● **Records to process**:
* * * * * * * * *

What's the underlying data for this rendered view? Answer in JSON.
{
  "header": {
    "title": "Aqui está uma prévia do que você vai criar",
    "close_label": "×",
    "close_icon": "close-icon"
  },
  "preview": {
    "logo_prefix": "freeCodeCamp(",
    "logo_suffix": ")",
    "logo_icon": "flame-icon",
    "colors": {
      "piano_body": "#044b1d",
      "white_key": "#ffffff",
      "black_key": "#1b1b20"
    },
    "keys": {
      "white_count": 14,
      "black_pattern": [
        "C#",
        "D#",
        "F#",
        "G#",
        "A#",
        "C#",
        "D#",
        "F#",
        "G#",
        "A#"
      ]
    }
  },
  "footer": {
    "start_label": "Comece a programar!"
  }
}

* * * * * * * * *

Transcribe every entry exactly.

● **Task answer**:
What's the underlying data for this rendered view? Answer in JSON.
{
  "header": {
    "title": "Aqui está uma prévia do que você vai criar",
    "close_label": "×",
    "close_icon": "close-icon"
  },
  "preview": {
    "logo_prefix": "freeCodeCamp(",
    "logo_suffix": ")",
    "logo_icon": "flame-icon",
    "colors": {
      "piano_body": "#044b1d",
      "white_key": "#ffffff",
      "black_key": "#1b1b20"
    },
    "keys": {
      "white_count": 14,
      "black_pattern": [
        "C#",
        "D#",
        "F#",
        "G#",
        "A#",
        "C#",
        "D#",
        "F#",
        "G#",
        "A#"
      ]
    }
  },
  "footer": {
    "start_label": "Comece a programar!"
  }
}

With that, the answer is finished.